____ ENTRIES
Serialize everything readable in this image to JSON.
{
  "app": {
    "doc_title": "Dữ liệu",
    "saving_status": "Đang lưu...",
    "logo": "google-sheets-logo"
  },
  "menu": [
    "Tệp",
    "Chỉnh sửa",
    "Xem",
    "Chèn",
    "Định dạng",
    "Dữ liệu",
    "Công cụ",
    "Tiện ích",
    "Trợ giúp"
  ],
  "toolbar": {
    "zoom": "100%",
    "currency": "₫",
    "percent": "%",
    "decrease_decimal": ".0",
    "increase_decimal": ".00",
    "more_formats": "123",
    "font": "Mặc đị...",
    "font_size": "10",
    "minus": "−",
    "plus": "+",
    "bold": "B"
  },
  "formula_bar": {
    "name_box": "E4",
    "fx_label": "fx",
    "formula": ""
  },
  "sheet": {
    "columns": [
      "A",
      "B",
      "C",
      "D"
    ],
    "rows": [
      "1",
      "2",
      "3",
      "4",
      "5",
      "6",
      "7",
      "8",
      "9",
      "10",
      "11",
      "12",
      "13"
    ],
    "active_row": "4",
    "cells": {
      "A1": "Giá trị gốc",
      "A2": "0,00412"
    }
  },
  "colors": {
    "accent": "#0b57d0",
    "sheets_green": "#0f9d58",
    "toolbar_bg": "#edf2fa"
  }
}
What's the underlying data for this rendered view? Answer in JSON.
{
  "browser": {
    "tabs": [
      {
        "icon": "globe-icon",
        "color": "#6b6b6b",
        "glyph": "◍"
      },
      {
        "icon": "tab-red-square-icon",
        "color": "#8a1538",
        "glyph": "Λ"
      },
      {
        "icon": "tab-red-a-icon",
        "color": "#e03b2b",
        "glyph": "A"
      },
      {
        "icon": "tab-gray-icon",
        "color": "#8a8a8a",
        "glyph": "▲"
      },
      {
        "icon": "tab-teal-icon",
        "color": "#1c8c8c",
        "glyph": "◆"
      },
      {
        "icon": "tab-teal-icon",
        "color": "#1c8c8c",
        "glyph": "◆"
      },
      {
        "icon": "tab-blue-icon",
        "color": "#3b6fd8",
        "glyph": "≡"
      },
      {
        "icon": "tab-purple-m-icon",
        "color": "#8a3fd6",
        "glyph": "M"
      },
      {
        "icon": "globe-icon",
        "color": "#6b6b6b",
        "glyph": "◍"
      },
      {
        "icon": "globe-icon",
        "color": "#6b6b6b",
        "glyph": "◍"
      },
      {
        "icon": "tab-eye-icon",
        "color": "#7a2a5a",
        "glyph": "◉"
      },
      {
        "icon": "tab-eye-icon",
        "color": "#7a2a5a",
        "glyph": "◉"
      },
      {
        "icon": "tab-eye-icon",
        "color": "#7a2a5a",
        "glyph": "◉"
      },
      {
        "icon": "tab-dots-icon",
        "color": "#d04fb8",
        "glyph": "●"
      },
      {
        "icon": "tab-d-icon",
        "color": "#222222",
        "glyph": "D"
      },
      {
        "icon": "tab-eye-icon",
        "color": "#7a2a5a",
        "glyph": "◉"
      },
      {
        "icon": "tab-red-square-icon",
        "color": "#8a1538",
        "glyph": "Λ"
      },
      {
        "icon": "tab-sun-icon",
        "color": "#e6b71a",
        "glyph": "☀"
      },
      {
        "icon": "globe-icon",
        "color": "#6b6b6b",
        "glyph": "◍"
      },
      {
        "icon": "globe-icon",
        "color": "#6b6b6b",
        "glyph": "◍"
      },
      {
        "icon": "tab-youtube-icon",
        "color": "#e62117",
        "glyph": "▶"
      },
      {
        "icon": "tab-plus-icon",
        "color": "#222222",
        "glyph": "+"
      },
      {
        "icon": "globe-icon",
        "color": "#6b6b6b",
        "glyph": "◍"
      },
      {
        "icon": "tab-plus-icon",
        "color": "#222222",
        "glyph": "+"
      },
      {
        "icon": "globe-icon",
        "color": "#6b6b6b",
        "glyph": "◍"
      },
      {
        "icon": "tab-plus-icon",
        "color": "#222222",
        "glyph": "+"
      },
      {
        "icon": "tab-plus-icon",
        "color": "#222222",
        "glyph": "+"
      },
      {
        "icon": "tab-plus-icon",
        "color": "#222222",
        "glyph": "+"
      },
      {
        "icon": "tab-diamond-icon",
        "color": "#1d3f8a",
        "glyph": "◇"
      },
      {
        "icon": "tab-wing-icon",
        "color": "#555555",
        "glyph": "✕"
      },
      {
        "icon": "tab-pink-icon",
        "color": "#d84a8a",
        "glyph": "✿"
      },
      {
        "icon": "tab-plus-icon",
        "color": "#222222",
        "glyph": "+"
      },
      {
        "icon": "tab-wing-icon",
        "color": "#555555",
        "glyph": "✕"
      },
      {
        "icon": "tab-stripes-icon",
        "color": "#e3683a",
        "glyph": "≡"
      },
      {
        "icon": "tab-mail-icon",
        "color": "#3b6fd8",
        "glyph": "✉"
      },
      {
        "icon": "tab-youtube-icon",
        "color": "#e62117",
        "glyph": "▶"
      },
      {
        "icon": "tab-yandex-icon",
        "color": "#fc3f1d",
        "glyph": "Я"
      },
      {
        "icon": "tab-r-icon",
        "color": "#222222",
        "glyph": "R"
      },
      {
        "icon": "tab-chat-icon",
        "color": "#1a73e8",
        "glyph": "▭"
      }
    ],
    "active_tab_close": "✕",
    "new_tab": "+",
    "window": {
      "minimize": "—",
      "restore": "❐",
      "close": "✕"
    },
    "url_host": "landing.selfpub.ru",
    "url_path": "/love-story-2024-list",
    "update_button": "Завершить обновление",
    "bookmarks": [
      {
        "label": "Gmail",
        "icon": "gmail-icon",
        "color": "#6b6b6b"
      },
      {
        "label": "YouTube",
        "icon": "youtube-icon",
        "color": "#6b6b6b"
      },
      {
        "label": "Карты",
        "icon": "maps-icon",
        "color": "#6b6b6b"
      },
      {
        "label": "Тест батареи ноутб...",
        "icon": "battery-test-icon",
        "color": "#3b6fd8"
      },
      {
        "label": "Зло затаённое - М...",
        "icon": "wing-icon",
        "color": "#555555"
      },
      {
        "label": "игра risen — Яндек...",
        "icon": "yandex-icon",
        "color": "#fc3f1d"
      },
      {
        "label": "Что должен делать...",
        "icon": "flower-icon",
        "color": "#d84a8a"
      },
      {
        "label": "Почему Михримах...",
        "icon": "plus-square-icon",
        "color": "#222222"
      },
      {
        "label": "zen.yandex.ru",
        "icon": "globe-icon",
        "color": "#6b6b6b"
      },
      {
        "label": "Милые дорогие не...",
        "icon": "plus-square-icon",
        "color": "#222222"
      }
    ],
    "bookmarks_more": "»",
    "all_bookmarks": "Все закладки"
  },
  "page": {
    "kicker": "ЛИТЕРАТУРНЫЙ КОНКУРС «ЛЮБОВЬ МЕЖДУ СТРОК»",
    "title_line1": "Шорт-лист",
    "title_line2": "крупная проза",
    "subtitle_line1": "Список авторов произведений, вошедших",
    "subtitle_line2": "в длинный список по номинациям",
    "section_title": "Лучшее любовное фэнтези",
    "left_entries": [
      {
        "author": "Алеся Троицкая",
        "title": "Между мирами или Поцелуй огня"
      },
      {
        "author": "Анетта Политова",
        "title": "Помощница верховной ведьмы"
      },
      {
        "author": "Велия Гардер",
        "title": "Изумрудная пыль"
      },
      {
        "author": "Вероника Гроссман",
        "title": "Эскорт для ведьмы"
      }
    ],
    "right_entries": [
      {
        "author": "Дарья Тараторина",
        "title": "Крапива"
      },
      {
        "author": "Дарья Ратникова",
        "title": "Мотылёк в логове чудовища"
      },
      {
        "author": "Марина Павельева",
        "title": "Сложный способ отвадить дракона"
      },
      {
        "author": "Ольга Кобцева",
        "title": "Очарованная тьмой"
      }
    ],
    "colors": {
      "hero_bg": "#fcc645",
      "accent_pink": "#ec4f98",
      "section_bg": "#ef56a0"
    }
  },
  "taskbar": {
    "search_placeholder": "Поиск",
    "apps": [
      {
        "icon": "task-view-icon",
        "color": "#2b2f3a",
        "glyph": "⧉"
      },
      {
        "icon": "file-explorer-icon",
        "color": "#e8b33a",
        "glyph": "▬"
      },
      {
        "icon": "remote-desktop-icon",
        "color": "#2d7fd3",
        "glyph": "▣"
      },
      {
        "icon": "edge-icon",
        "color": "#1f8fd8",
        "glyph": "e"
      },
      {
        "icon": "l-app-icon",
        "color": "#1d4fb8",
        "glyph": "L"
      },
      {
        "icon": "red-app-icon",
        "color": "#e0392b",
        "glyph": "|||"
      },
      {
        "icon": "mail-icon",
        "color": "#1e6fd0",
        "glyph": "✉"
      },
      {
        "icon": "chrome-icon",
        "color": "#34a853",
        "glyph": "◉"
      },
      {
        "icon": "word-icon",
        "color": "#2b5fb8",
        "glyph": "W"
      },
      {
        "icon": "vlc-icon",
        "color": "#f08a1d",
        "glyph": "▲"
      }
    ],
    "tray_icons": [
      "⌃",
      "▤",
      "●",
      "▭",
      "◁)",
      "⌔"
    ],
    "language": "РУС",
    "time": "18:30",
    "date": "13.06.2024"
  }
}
________
AIM OF THE EXERCISE:
Locate and copy each line in the data above that includes the word "Дарья".

ANSWER FOR THIS EXERCISE:
        "author": "Дарья Тараторина",
        "author": "Дарья Ратникова",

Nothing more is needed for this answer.